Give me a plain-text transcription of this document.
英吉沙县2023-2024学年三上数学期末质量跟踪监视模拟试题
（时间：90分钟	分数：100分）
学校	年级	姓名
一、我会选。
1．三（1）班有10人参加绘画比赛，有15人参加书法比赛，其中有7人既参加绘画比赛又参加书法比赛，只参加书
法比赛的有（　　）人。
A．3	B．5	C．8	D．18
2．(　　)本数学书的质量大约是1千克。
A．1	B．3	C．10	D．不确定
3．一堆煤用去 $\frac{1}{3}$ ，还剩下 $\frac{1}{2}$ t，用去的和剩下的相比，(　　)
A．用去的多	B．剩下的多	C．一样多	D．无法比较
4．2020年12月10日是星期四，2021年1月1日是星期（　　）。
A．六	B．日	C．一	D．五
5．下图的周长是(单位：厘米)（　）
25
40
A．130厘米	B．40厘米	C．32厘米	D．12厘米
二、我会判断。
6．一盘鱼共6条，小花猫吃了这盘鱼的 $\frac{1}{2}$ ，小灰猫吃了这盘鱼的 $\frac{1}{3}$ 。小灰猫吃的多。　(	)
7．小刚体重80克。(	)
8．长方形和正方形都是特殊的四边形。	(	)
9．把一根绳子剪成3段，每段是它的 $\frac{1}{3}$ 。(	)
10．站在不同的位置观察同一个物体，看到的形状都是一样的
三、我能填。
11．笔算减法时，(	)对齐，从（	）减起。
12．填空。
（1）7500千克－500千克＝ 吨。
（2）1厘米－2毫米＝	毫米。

* _The request_: Go through the listing above and locate each line that holds the word "frac". Copy those lines.

* _Response to the exercise_:
3．一堆煤用去 $\frac{1}{3}$ ，还剩下 $\frac{1}{2}$ t，用去的和剩下的相比，(　　)
6．一盘鱼共6条，小花猫吃了这盘鱼的 $\frac{1}{2}$ ，小灰猫吃了这盘鱼的 $\frac{1}{3}$ 。小灰猫吃的多。　(	)
9．把一根绳子剪成3段，每段是它的 $\frac{1}{3}$ 。(	)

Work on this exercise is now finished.